* Begin DATA FOR THIS EXERCISE *
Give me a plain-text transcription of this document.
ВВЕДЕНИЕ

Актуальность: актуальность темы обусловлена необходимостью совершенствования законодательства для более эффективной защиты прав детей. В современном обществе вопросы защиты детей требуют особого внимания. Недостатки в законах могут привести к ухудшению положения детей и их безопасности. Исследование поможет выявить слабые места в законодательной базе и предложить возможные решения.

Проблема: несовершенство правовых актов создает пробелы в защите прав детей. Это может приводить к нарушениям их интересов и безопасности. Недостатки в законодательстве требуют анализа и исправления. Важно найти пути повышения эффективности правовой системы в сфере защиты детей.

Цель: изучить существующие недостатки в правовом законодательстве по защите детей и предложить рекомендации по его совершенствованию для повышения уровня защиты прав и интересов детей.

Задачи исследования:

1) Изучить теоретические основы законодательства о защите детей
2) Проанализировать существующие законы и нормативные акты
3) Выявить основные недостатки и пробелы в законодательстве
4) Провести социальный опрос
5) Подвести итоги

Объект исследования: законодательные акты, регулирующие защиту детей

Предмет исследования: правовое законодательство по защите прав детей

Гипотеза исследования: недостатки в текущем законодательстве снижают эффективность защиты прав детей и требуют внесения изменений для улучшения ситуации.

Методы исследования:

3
* End DATA FOR THIS EXERCISE *
§ AIM
Gather up the lines containing the word "детей" from these records and copy them.

§ OUTPUT OF THE EXERCISE
Актуальность: актуальность темы обусловлена необходимостью совершенствования законодательства для более эффективной защиты прав детей. В современном обществе вопросы защиты детей требуют особого внимания. Недостатки в законах могут привести к ухудшению положения детей и их безопасности. Исследование поможет выявить слабые места в законодательной базе и предложить возможные решения.
Проблема: несовершенство правовых актов создает пробелы в защите прав детей. Это может приводить к нарушениям их интересов и безопасности. Недостатки в законодательстве требуют анализа и исправления. Важно найти пути повышения эффективности правовой системы в сфере защиты детей.
Цель: изучить существующие недостатки в правовом законодательстве по защите детей и предложить рекомендации по его совершенствованию для повышения уровня защиты прав и интересов детей.
1) Изучить теоретические основы законодательства о защите детей
Объект исследования: законодательные акты, регулирующие защиту детей
Предмет исследования: правовое законодательство по защите прав детей
Гипотеза исследования: недостатки в текущем законодательстве снижают эффективность защиты прав детей и требуют внесения изменений для улучшения ситуации.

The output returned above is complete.